**The task**
Extract each line containing the string "Monitoring".

====== Extracted data

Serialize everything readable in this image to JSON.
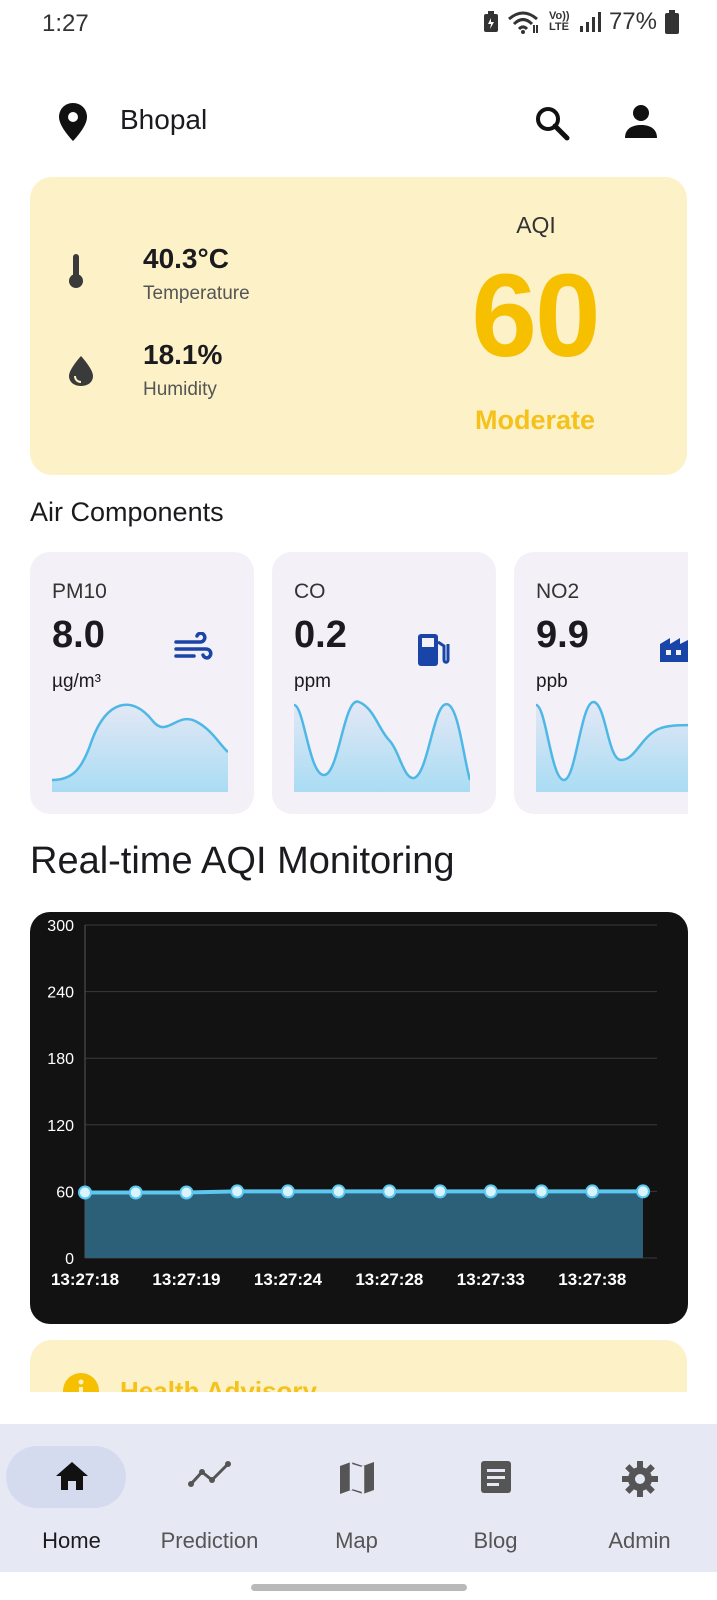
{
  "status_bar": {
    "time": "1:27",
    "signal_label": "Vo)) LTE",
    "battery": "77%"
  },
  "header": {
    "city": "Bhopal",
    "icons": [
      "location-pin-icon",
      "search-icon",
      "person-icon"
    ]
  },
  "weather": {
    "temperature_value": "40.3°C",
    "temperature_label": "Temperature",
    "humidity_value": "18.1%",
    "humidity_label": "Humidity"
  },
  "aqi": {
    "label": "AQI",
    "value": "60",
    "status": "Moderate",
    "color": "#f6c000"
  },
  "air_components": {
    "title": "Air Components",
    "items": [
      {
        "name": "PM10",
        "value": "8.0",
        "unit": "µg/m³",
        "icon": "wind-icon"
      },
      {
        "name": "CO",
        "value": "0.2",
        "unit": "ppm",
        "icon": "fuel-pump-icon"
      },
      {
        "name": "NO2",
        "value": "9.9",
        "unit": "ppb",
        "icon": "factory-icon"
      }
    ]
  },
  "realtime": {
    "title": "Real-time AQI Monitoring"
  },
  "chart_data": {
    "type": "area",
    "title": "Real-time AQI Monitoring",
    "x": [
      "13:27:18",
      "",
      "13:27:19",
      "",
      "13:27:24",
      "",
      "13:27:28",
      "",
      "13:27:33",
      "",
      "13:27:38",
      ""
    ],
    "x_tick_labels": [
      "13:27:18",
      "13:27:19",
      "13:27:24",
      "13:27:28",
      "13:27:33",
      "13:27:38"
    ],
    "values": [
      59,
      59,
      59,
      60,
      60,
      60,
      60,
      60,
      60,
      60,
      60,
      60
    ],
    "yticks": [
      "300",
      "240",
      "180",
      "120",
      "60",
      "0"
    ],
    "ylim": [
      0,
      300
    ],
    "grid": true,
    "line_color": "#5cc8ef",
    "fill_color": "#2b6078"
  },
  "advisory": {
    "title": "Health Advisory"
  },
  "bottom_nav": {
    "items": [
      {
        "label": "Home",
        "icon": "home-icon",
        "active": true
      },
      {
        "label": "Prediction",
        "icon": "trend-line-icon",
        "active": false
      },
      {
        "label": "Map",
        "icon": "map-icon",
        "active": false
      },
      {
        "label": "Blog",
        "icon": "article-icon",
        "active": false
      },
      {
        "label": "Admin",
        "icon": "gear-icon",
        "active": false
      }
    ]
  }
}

============

**Complete response**
    "title": "Real-time AQI Monitoring"
    "title": "Real-time AQI Monitoring",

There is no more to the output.